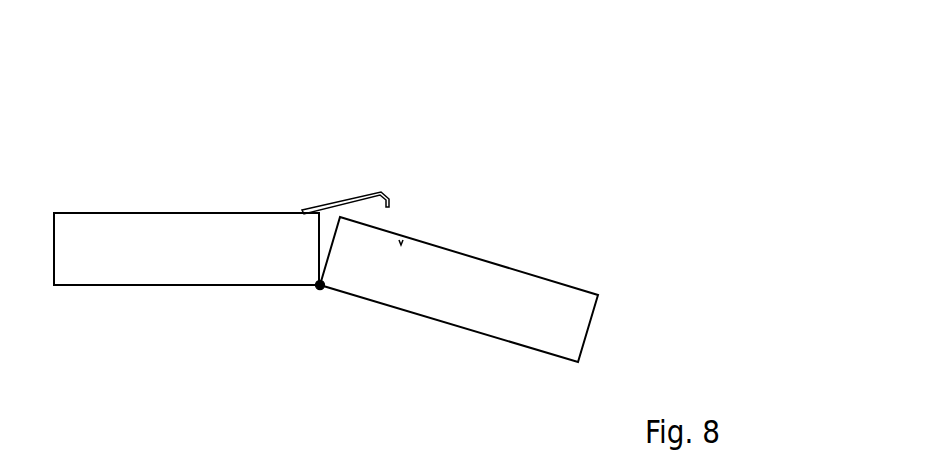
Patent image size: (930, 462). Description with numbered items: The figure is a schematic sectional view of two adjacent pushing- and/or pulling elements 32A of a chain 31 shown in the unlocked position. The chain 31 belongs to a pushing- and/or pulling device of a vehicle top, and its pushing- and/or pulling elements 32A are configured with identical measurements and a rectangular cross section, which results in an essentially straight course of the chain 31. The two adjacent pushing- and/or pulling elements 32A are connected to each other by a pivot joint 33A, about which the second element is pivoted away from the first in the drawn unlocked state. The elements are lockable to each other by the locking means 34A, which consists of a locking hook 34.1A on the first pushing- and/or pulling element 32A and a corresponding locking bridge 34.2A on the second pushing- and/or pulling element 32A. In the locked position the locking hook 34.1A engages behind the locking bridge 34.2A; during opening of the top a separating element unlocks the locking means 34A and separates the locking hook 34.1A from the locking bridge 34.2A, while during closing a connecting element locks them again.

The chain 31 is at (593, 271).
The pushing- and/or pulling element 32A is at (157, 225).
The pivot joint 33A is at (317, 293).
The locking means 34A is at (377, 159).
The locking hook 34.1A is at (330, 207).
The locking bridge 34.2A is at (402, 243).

++++++

● **Exercise brief**
Set down the material above word for word, leaving out the picture.

● **Answer to the exercise**
Patent image size: (930, 462). Description with numbered items: The figure is a schematic sectional view of two adjacent pushing- and/or pulling elements 32A of a chain 31 shown in the unlocked position. The chain 31 belongs to a pushing- and/or pulling device of a vehicle top, and its pushing- and/or pulling elements 32A are configured with identical measurements and a rectangular cross section, which results in an essentially straight course of the chain 31. The two adjacent pushing- and/or pulling elements 32A are connected to each other by a pivot joint 33A, about which the second element is pivoted away from the first in the drawn unlocked state. The elements are lockable to each other by the locking means 34A, which consists of a locking hook 34.1A on the first pushing- and/or pulling element 32A and a corresponding locking bridge 34.2A on the second pushing- and/or pulling element 32A. In the locked position the locking hook 34.1A engages behind the locking bridge 34.2A; during opening of the top a separating element unlocks the locking means 34A and separates the locking hook 34.1A from the locking bridge 34.2A, while during closing a connecting element locks them again.

The chain 31 is at (593, 271).
The pushing- and/or pulling element 32A is at (157, 225).
The pivot joint 33A is at (317, 293).
The locking means 34A is at (377, 159).
The locking hook 34.1A is at (330, 207).
The locking bridge 34.2A is at (402, 243).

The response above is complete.